▶ **Page**:
(begin)

Roy Moore‘s attorney sent a demand letter to local Alabama media today, and it is objectively bad. By any and all measurable standards, it’s just poorly written.

The letter is addressed to Alabama Media Group–which publishes AL.com, the foremost and most popular Alabama publication reporting on the series of sexual assault allegations against Moore originally unearthed by the Washington Post earlier this month.

Penned by attorney Trent Garmon, the letter accuses AL.com of defamation, libel, slander, fraud, malice, suppression, wantonness, conspiracy and negligence.

Setting the tone of the letter is its first sentence. It reads:

Please allow this to serve as notice that our firm has been retained to represent The Foundation for Moral Law, it’s President Kayla Moore and Chief Justice Roy Moore.

For those unfamiliar with primary school punctuation, an apostrophe in the word “it’s” signals a contraction–a combination of the words “it” and “is” which is not what is intended here. So, that’s a very basic typo in the very first sentence. Things quickly unravel further from there.

The next two sentences steer clear of obvious errors, but the closing sentence of the first paragraph gets right back to it. “This letter is provided in anticipating of our firm preparing and filing a lawsuit against your client and its agents.” Remarkably, Garmon uses the word “its” correctly, but subs the incorrect word “anticipating” for the correct word “anticipation” which is probably close enough to how readers feel continuing on.

(end)

▶ **Data entries**:
(begin)

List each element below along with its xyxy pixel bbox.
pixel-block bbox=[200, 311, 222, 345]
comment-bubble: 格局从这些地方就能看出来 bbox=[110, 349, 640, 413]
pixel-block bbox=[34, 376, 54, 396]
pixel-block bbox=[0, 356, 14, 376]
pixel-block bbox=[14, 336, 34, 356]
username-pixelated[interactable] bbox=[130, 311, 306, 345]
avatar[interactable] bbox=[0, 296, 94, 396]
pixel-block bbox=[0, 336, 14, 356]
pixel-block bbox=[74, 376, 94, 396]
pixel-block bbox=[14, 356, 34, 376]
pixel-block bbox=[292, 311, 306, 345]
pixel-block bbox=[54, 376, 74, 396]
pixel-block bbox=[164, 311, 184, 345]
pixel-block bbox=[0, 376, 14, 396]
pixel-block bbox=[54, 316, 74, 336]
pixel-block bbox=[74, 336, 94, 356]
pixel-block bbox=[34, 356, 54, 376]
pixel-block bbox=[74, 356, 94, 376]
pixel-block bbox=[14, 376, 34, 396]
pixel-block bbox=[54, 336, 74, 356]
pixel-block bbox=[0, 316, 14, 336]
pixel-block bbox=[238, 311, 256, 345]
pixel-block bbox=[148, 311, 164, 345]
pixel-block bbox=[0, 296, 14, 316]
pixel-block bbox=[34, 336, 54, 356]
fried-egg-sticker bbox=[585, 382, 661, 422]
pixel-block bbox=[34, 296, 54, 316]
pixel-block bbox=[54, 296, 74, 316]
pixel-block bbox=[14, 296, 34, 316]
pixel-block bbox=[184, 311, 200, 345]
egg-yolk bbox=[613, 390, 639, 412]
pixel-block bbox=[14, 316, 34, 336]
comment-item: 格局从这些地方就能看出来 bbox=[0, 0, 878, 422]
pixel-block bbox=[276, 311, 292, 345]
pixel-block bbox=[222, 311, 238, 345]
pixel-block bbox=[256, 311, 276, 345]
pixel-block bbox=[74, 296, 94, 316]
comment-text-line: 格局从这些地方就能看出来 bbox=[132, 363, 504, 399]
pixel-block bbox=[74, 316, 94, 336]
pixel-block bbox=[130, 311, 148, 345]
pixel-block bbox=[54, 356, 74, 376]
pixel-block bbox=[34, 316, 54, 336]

(end)

▶ **Stated task 1**:
Answer these from the article about the Moore demand letter:
(a) Which attorney wrote the letter?
(b) To which organization is the letter addressed?
(c) What word does the letter use where "anticipation" was intended?
▶ **Stated task 2**: Pick up the article about the Moore demand letter after its last sentence and extend it by a few more paragraphs.

▶ **Answer 1**:
(a) Trent Garmon
(b) Alabama Media Group
(c) "anticipating"

▶ **Answer 2**:
The next paragraph lays out a series of complaints about AL.com‘s reporting. To wit, Garmon chides the paper for: (1) reporting on the fifth woman accusing Moore of sexual impropriety; (2) reporting on the income paid to Moore and his wife by Moore’s own charity; (3) reporting on Moore’s alleged expenses and travel arrangements; (4) reporting on Moore’s alleged signing of his fifth accuser’s yearbook when she was 16-years-old; and (5) generally reporting on Moore’s reputation–as a sexual predator focused on high school girls–in and around Gadsden, Tennessee and his allegedly being banned from a mall there.

In the section referenced immediately above, the letter frequently invokes some variation of the words “carelessly,” “maliciously,” “falsely,” “libel,” and “slander.” Garmon may be unfamiliar with grade school grammar, but he is an attorney. These phrases are sprinkled throughout the document with an eye toward scaring AL.com into thinking the Moore camp has any actual, actionable claims for defamation by libel–that is, slander which is printed and broadcast to third parties.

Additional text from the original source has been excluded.